▼

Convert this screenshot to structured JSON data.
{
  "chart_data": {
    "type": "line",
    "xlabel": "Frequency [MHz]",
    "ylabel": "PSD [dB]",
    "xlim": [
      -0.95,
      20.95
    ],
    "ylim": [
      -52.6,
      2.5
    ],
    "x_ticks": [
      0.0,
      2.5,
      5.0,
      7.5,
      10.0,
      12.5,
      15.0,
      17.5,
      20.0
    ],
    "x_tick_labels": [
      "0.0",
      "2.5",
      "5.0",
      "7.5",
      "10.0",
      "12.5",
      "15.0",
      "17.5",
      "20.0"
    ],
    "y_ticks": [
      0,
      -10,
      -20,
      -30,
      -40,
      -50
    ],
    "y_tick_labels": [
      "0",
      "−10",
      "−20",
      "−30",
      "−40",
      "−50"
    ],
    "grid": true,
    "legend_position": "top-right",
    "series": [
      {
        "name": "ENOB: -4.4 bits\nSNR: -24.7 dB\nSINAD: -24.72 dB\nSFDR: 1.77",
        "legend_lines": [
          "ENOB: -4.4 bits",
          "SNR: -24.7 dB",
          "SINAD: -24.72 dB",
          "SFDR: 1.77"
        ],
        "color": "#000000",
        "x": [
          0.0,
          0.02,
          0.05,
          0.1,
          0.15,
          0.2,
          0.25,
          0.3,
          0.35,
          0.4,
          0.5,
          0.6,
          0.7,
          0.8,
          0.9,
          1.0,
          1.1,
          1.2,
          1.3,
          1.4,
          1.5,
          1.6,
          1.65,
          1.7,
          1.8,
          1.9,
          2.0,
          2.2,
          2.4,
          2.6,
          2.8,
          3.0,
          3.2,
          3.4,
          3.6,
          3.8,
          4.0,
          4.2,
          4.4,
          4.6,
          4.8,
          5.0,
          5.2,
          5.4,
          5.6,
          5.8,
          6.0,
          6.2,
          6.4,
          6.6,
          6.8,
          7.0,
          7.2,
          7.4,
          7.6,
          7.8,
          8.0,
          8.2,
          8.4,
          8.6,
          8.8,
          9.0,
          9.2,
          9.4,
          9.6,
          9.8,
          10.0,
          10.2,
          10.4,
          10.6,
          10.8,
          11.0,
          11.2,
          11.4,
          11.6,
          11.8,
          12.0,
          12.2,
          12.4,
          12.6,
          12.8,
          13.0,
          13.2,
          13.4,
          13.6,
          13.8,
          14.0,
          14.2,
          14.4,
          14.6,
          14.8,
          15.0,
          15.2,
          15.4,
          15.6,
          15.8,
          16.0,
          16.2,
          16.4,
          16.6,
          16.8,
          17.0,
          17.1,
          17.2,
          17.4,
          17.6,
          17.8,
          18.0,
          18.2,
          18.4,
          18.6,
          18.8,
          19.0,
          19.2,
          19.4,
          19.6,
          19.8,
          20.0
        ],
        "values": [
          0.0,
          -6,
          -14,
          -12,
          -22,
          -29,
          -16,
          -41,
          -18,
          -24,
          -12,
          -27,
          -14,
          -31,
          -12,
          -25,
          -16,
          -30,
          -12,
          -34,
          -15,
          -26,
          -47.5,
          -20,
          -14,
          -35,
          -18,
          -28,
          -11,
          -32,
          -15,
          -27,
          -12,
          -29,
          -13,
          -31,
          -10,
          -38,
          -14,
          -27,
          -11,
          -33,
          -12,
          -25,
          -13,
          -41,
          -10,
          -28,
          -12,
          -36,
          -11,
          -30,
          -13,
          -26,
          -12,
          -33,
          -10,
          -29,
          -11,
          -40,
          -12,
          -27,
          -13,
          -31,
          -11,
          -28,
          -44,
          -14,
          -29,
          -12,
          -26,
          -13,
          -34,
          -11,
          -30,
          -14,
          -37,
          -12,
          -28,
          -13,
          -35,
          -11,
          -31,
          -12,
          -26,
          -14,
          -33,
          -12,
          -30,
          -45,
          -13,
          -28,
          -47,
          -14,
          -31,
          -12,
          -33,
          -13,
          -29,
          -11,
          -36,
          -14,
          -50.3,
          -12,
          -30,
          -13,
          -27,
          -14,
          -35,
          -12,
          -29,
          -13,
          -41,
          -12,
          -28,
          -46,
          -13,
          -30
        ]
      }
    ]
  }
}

▲

== WORK TO BE COMPLETED ==
From the records above, pick out and copy each line holding the word "bits".

== OUTPUT ==
        "name": "ENOB: -4.4 bits\nSNR: -24.7 dB\nSINAD: -24.72 dB\nSFDR: 1.77",
          "ENOB: -4.4 bits",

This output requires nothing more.